* _Set problem_
Repeat each line word for word.

* _Data listing_
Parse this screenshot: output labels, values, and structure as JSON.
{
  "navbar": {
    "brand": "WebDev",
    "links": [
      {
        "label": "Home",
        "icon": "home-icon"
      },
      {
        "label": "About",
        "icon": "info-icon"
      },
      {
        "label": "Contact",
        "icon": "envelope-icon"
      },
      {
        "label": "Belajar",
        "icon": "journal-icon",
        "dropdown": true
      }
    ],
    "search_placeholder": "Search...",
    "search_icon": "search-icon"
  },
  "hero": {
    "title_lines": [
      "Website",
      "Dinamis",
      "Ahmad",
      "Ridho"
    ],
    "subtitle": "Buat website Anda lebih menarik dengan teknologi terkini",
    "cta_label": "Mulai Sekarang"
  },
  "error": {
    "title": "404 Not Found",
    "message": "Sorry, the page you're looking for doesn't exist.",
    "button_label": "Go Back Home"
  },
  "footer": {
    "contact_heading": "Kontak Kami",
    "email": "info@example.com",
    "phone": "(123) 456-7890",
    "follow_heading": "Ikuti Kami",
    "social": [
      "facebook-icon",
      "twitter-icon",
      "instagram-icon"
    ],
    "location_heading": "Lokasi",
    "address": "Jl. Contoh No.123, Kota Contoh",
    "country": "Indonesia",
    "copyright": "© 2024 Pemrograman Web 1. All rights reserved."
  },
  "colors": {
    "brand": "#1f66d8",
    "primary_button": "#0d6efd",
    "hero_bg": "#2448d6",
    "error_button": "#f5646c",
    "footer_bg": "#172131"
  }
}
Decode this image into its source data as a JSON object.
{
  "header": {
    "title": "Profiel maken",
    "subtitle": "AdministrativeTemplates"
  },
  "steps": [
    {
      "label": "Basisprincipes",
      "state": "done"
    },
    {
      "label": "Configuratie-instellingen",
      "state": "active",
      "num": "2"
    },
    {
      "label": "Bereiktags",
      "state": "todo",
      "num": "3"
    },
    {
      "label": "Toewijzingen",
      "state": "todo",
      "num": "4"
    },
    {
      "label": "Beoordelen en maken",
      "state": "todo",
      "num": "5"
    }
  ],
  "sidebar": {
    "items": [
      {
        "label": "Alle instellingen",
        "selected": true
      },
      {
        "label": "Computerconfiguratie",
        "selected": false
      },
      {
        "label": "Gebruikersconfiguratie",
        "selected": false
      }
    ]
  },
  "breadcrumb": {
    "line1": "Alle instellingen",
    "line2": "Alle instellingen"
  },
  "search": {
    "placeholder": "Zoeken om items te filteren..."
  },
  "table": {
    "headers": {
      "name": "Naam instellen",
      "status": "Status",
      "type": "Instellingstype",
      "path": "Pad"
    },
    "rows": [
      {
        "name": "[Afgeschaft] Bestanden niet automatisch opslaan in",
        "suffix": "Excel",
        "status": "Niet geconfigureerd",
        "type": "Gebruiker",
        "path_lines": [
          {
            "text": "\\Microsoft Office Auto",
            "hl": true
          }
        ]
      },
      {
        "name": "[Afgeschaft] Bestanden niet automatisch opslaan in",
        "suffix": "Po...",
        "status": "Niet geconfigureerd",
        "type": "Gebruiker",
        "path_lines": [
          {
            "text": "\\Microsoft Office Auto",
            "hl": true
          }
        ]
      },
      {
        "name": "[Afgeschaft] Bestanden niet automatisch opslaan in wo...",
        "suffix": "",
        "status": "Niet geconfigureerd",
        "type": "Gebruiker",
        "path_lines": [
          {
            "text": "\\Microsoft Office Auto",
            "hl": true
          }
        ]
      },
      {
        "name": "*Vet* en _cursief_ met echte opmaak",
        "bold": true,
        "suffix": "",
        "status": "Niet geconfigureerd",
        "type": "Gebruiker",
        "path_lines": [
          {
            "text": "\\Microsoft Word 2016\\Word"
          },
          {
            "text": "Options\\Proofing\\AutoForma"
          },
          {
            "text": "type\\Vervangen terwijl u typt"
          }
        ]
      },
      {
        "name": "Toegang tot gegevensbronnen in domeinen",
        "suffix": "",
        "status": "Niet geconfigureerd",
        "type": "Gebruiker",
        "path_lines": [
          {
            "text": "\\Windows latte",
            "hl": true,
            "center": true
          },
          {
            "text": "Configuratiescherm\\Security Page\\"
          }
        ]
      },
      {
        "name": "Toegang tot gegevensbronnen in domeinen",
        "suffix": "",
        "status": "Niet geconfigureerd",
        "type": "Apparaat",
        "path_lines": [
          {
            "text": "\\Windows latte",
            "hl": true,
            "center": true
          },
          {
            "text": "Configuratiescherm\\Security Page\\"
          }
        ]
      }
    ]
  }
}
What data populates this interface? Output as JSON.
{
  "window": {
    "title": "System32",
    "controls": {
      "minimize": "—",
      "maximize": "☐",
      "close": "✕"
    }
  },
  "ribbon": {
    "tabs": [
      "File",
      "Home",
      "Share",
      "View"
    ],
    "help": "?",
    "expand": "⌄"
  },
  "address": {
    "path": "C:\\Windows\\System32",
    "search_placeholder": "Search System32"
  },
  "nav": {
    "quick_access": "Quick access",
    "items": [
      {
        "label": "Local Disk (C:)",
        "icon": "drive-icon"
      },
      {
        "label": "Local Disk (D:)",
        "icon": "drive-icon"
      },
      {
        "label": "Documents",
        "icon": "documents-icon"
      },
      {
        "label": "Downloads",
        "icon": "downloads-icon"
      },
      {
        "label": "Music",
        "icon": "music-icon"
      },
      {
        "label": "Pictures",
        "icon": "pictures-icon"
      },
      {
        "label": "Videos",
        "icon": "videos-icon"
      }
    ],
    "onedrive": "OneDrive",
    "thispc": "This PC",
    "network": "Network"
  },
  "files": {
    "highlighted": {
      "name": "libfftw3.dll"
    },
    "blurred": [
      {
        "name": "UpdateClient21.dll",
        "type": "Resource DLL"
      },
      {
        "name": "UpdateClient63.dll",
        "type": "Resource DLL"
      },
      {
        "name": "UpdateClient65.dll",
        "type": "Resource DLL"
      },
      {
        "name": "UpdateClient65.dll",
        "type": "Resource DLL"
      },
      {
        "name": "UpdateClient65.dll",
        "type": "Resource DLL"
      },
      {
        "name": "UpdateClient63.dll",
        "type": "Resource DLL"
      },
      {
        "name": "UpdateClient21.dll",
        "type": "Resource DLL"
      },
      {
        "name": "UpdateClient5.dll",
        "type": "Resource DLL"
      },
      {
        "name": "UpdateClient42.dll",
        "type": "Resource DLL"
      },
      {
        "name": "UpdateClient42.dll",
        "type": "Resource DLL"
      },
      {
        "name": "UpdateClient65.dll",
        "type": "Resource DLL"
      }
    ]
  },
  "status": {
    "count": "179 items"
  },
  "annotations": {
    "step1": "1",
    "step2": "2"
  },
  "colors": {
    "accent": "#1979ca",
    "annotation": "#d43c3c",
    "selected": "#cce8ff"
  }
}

* _Solution to the exercise_
Parse this screenshot: output labels, values, and structure as JSON.
{
  "navbar": {
    "brand": "WebDev",
    "links": [
      {
        "label": "Home",
        "icon": "home-icon"
      },
      {
        "label": "About",
        "icon": "info-icon"
      },
      {
        "label": "Contact",
        "icon": "envelope-icon"
      },
      {
        "label": "Belajar",
        "icon": "journal-icon",
        "dropdown": true
      }
    ],
    "search_placeholder": "Search...",
    "search_icon": "search-icon"
  },
  "hero": {
    "title_lines": [
      "Website",
      "Dinamis",
      "Ahmad",
      "Ridho"
    ],
    "subtitle": "Buat website Anda lebih menarik dengan teknologi terkini",
    "cta_label": "Mulai Sekarang"
  },
  "error": {
    "title": "404 Not Found",
    "message": "Sorry, the page you're looking for doesn't exist.",
    "button_label": "Go Back Home"
  },
  "footer": {
    "contact_heading": "Kontak Kami",
    "email": "info@example.com",
    "phone": "(123) 456-7890",
    "follow_heading": "Ikuti Kami",
    "social": [
      "facebook-icon",
      "twitter-icon",
      "instagram-icon"
    ],
    "location_heading": "Lokasi",
    "address": "Jl. Contoh No.123, Kota Contoh",
    "country": "Indonesia",
    "copyright": "© 2024 Pemrograman Web 1. All rights reserved."
  },
  "colors": {
    "brand": "#1f66d8",
    "primary_button": "#0d6efd",
    "hero_bg": "#2448d6",
    "error_button": "#f5646c",
    "footer_bg": "#172131"
  }
}
Decode this image into its source data as a JSON object.
{
  "header": {
    "title": "Profiel maken",
    "subtitle": "AdministrativeTemplates"
  },
  "steps": [
    {
      "label": "Basisprincipes",
      "state": "done"
    },
    {
      "label": "Configuratie-instellingen",
      "state": "active",
      "num": "2"
    },
    {
      "label": "Bereiktags",
      "state": "todo",
      "num": "3"
    },
    {
      "label": "Toewijzingen",
      "state": "todo",
      "num": "4"
    },
    {
      "label": "Beoordelen en maken",
      "state": "todo",
      "num": "5"
    }
  ],
  "sidebar": {
    "items": [
      {
        "label": "Alle instellingen",
        "selected": true
      },
      {
        "label": "Computerconfiguratie",
        "selected": false
      },
      {
        "label": "Gebruikersconfiguratie",
        "selected": false
      }
    ]
  },
  "breadcrumb": {
    "line1": "Alle instellingen",
    "line2": "Alle instellingen"
  },
  "search": {
    "placeholder": "Zoeken om items te filteren..."
  },
  "table": {
    "headers": {
      "name": "Naam instellen",
      "status": "Status",
      "type": "Instellingstype",
      "path": "Pad"
    },
    "rows": [
      {
        "name": "[Afgeschaft] Bestanden niet automatisch opslaan in",
        "suffix": "Excel",
        "status": "Niet geconfigureerd",
        "type": "Gebruiker",
        "path_lines": [
          {
            "text": "\\Microsoft Office Auto",
            "hl": true
          }
        ]
      },
      {
        "name": "[Afgeschaft] Bestanden niet automatisch opslaan in",
        "suffix": "Po...",
        "status": "Niet geconfigureerd",
        "type": "Gebruiker",
        "path_lines": [
          {
            "text": "\\Microsoft Office Auto",
            "hl": true
          }
        ]
      },
      {
        "name": "[Afgeschaft] Bestanden niet automatisch opslaan in wo...",
        "suffix": "",
        "status": "Niet geconfigureerd",
        "type": "Gebruiker",
        "path_lines": [
          {
            "text": "\\Microsoft Office Auto",
            "hl": true
          }
        ]
      },
      {
        "name": "*Vet* en _cursief_ met echte opmaak",
        "bold": true,
        "suffix": "",
        "status": "Niet geconfigureerd",
        "type": "Gebruiker",
        "path_lines": [
          {
            "text": "\\Microsoft Word 2016\\Word"
          },
          {
            "text": "Options\\Proofing\\AutoForma"
          },
          {
            "text": "type\\Vervangen terwijl u typt"
          }
        ]
      },
      {
        "name": "Toegang tot gegevensbronnen in domeinen",
        "suffix": "",
        "status": "Niet geconfigureerd",
        "type": "Gebruiker",
        "path_lines": [
          {
            "text": "\\Windows latte",
            "hl": true,
            "center": true
          },
          {
            "text": "Configuratiescherm\\Security Page\\"
          }
        ]
      },
      {
        "name": "Toegang tot gegevensbronnen in domeinen",
        "suffix": "",
        "status": "Niet geconfigureerd",
        "type": "Apparaat",
        "path_lines": [
          {
            "text": "\\Windows latte",
            "hl": true,
            "center": true
          },
          {
            "text": "Configuratiescherm\\Security Page\\"
          }
        ]
      }
    ]
  }
}
What data populates this interface? Output as JSON.
{
  "window": {
    "title": "System32",
    "controls": {
      "minimize": "—",
      "maximize": "☐",
      "close": "✕"
    }
  },
  "ribbon": {
    "tabs": [
      "File",
      "Home",
      "Share",
      "View"
    ],
    "help": "?",
    "expand": "⌄"
  },
  "address": {
    "path": "C:\\Windows\\System32",
    "search_placeholder": "Search System32"
  },
  "nav": {
    "quick_access": "Quick access",
    "items": [
      {
        "label": "Local Disk (C:)",
        "icon": "drive-icon"
      },
      {
        "label": "Local Disk (D:)",
        "icon": "drive-icon"
      },
      {
        "label": "Documents",
        "icon": "documents-icon"
      },
      {
        "label": "Downloads",
        "icon": "downloads-icon"
      },
      {
        "label": "Music",
        "icon": "music-icon"
      },
      {
        "label": "Pictures",
        "icon": "pictures-icon"
      },
      {
        "label": "Videos",
        "icon": "videos-icon"
      }
    ],
    "onedrive": "OneDrive",
    "thispc": "This PC",
    "network": "Network"
  },
  "files": {
    "highlighted": {
      "name": "libfftw3.dll"
    },
    "blurred": [
      {
        "name": "UpdateClient21.dll",
        "type": "Resource DLL"
      },
      {
        "name": "UpdateClient63.dll",
        "type": "Resource DLL"
      },
      {
        "name": "UpdateClient65.dll",
        "type": "Resource DLL"
      },
      {
        "name": "UpdateClient65.dll",
        "type": "Resource DLL"
      },
      {
        "name": "UpdateClient65.dll",
        "type": "Resource DLL"
      },
      {
        "name": "UpdateClient63.dll",
        "type": "Resource DLL"
      },
      {
        "name": "UpdateClient21.dll",
        "type": "Resource DLL"
      },
      {
        "name": "UpdateClient5.dll",
        "type": "Resource DLL"
      },
      {
        "name": "UpdateClient42.dll",
        "type": "Resource DLL"
      },
      {
        "name": "UpdateClient42.dll",
        "type": "Resource DLL"
      },
      {
        "name": "UpdateClient65.dll",
        "type": "Resource DLL"
      }
    ]
  },
  "status": {
    "count": "179 items"
  },
  "annotations": {
    "step1": "1",
    "step2": "2"
  },
  "colors": {
    "accent": "#1979ca",
    "annotation": "#d43c3c",
    "selected": "#cce8ff"
  }
}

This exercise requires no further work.